◆ EXERCISE BRIEF:
The data below is to be returned in full and exactly.

◆ Extracts from a graphics dataset:

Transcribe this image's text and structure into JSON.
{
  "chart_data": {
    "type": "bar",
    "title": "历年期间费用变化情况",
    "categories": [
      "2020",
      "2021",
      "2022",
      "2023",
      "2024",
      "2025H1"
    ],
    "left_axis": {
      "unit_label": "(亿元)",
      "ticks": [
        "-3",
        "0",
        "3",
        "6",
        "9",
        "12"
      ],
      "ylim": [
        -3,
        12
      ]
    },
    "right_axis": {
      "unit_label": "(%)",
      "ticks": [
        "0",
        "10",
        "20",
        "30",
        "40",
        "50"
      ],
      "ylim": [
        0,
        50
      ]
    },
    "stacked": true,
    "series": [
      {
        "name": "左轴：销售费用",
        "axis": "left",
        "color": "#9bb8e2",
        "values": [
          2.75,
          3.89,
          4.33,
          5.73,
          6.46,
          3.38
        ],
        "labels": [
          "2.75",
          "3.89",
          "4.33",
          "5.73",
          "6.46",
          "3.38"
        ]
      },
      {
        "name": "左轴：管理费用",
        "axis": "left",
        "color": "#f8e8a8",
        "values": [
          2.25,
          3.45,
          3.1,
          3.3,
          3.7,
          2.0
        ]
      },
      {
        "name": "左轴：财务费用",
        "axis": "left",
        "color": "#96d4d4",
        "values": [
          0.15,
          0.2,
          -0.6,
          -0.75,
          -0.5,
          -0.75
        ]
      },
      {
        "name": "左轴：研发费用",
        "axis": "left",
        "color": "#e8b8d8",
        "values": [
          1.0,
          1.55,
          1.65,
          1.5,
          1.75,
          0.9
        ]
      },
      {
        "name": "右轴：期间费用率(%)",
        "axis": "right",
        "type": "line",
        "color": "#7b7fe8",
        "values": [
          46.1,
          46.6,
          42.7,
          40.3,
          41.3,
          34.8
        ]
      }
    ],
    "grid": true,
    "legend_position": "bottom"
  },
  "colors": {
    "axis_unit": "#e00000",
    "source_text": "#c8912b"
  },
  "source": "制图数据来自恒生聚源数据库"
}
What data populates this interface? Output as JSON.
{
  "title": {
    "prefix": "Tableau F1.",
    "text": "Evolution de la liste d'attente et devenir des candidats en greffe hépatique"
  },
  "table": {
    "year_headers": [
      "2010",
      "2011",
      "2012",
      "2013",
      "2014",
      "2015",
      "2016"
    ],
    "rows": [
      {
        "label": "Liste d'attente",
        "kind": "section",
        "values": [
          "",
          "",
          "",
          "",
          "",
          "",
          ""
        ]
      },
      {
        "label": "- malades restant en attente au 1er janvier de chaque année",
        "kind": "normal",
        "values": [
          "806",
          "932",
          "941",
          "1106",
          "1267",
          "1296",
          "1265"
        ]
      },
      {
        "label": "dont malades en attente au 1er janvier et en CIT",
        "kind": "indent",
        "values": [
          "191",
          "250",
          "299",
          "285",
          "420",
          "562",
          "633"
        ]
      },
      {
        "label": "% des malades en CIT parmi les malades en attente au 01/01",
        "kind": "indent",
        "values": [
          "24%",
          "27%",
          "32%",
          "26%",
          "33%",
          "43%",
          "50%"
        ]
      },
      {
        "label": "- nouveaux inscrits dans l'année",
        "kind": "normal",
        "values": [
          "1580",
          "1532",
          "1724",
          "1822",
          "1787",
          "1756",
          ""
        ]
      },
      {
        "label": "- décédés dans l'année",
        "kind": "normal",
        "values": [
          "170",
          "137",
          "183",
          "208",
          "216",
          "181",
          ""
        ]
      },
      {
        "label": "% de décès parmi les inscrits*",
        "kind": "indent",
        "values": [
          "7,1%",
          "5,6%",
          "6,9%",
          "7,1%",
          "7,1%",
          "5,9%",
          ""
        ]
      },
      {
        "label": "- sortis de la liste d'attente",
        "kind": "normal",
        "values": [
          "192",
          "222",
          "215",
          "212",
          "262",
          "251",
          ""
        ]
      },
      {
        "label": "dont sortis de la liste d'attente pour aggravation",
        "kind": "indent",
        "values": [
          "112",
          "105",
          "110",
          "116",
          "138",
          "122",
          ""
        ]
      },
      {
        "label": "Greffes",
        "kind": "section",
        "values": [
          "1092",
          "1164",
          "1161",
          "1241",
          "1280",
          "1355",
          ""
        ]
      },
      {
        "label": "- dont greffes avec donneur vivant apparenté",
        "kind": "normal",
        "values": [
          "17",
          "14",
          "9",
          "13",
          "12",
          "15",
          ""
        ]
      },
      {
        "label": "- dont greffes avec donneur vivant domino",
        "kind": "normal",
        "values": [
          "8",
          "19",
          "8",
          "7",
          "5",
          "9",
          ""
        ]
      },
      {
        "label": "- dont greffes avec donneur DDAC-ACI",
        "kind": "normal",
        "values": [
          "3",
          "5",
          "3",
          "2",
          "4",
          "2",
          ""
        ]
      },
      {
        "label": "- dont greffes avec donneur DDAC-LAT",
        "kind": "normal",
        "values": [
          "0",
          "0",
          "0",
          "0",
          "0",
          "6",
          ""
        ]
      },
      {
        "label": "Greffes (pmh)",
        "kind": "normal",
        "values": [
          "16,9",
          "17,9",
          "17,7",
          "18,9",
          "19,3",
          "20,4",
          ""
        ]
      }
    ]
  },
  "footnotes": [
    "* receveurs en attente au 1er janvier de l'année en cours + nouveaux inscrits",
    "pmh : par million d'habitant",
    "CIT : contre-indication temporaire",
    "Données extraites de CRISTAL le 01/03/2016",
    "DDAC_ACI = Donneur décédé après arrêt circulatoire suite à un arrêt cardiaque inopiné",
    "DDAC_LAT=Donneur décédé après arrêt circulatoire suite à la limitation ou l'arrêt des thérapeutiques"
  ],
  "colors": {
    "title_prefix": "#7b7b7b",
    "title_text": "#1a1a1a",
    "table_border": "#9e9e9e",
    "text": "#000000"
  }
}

◆ EXERCISE RESPONSE:
Transcribe this image's text and structure into JSON.
{
  "chart_data": {
    "type": "bar",
    "title": "历年期间费用变化情况",
    "categories": [
      "2020",
      "2021",
      "2022",
      "2023",
      "2024",
      "2025H1"
    ],
    "left_axis": {
      "unit_label": "(亿元)",
      "ticks": [
        "-3",
        "0",
        "3",
        "6",
        "9",
        "12"
      ],
      "ylim": [
        -3,
        12
      ]
    },
    "right_axis": {
      "unit_label": "(%)",
      "ticks": [
        "0",
        "10",
        "20",
        "30",
        "40",
        "50"
      ],
      "ylim": [
        0,
        50
      ]
    },
    "stacked": true,
    "series": [
      {
        "name": "左轴：销售费用",
        "axis": "left",
        "color": "#9bb8e2",
        "values": [
          2.75,
          3.89,
          4.33,
          5.73,
          6.46,
          3.38
        ],
        "labels": [
          "2.75",
          "3.89",
          "4.33",
          "5.73",
          "6.46",
          "3.38"
        ]
      },
      {
        "name": "左轴：管理费用",
        "axis": "left",
        "color": "#f8e8a8",
        "values": [
          2.25,
          3.45,
          3.1,
          3.3,
          3.7,
          2.0
        ]
      },
      {
        "name": "左轴：财务费用",
        "axis": "left",
        "color": "#96d4d4",
        "values": [
          0.15,
          0.2,
          -0.6,
          -0.75,
          -0.5,
          -0.75
        ]
      },
      {
        "name": "左轴：研发费用",
        "axis": "left",
        "color": "#e8b8d8",
        "values": [
          1.0,
          1.55,
          1.65,
          1.5,
          1.75,
          0.9
        ]
      },
      {
        "name": "右轴：期间费用率(%)",
        "axis": "right",
        "type": "line",
        "color": "#7b7fe8",
        "values": [
          46.1,
          46.6,
          42.7,
          40.3,
          41.3,
          34.8
        ]
      }
    ],
    "grid": true,
    "legend_position": "bottom"
  },
  "colors": {
    "axis_unit": "#e00000",
    "source_text": "#c8912b"
  },
  "source": "制图数据来自恒生聚源数据库"
}
What data populates this interface? Output as JSON.
{
  "title": {
    "prefix": "Tableau F1.",
    "text": "Evolution de la liste d'attente et devenir des candidats en greffe hépatique"
  },
  "table": {
    "year_headers": [
      "2010",
      "2011",
      "2012",
      "2013",
      "2014",
      "2015",
      "2016"
    ],
    "rows": [
      {
        "label": "Liste d'attente",
        "kind": "section",
        "values": [
          "",
          "",
          "",
          "",
          "",
          "",
          ""
        ]
      },
      {
        "label": "- malades restant en attente au 1er janvier de chaque année",
        "kind": "normal",
        "values": [
          "806",
          "932",
          "941",
          "1106",
          "1267",
          "1296",
          "1265"
        ]
      },
      {
        "label": "dont malades en attente au 1er janvier et en CIT",
        "kind": "indent",
        "values": [
          "191",
          "250",
          "299",
          "285",
          "420",
          "562",
          "633"
        ]
      },
      {
        "label": "% des malades en CIT parmi les malades en attente au 01/01",
        "kind": "indent",
        "values": [
          "24%",
          "27%",
          "32%",
          "26%",
          "33%",
          "43%",
          "50%"
        ]
      },
      {
        "label": "- nouveaux inscrits dans l'année",
        "kind": "normal",
        "values": [
          "1580",
          "1532",
          "1724",
          "1822",
          "1787",
          "1756",
          ""
        ]
      },
      {
        "label": "- décédés dans l'année",
        "kind": "normal",
        "values": [
          "170",
          "137",
          "183",
          "208",
          "216",
          "181",
          ""
        ]
      },
      {
        "label": "% de décès parmi les inscrits*",
        "kind": "indent",
        "values": [
          "7,1%",
          "5,6%",
          "6,9%",
          "7,1%",
          "7,1%",
          "5,9%",
          ""
        ]
      },
      {
        "label": "- sortis de la liste d'attente",
        "kind": "normal",
        "values": [
          "192",
          "222",
          "215",
          "212",
          "262",
          "251",
          ""
        ]
      },
      {
        "label": "dont sortis de la liste d'attente pour aggravation",
        "kind": "indent",
        "values": [
          "112",
          "105",
          "110",
          "116",
          "138",
          "122",
          ""
        ]
      },
      {
        "label": "Greffes",
        "kind": "section",
        "values": [
          "1092",
          "1164",
          "1161",
          "1241",
          "1280",
          "1355",
          ""
        ]
      },
      {
        "label": "- dont greffes avec donneur vivant apparenté",
        "kind": "normal",
        "values": [
          "17",
          "14",
          "9",
          "13",
          "12",
          "15",
          ""
        ]
      },
      {
        "label": "- dont greffes avec donneur vivant domino",
        "kind": "normal",
        "values": [
          "8",
          "19",
          "8",
          "7",
          "5",
          "9",
          ""
        ]
      },
      {
        "label": "- dont greffes avec donneur DDAC-ACI",
        "kind": "normal",
        "values": [
          "3",
          "5",
          "3",
          "2",
          "4",
          "2",
          ""
        ]
      },
      {
        "label": "- dont greffes avec donneur DDAC-LAT",
        "kind": "normal",
        "values": [
          "0",
          "0",
          "0",
          "0",
          "0",
          "6",
          ""
        ]
      },
      {
        "label": "Greffes (pmh)",
        "kind": "normal",
        "values": [
          "16,9",
          "17,9",
          "17,7",
          "18,9",
          "19,3",
          "20,4",
          ""
        ]
      }
    ]
  },
  "footnotes": [
    "* receveurs en attente au 1er janvier de l'année en cours + nouveaux inscrits",
    "pmh : par million d'habitant",
    "CIT : contre-indication temporaire",
    "Données extraites de CRISTAL le 01/03/2016",
    "DDAC_ACI = Donneur décédé après arrêt circulatoire suite à un arrêt cardiaque inopiné",
    "DDAC_LAT=Donneur décédé après arrêt circulatoire suite à la limitation ou l'arrêt des thérapeutiques"
  ],
  "colors": {
    "title_prefix": "#7b7b7b",
    "title_text": "#1a1a1a",
    "table_border": "#9e9e9e",
    "text": "#000000"
  }
}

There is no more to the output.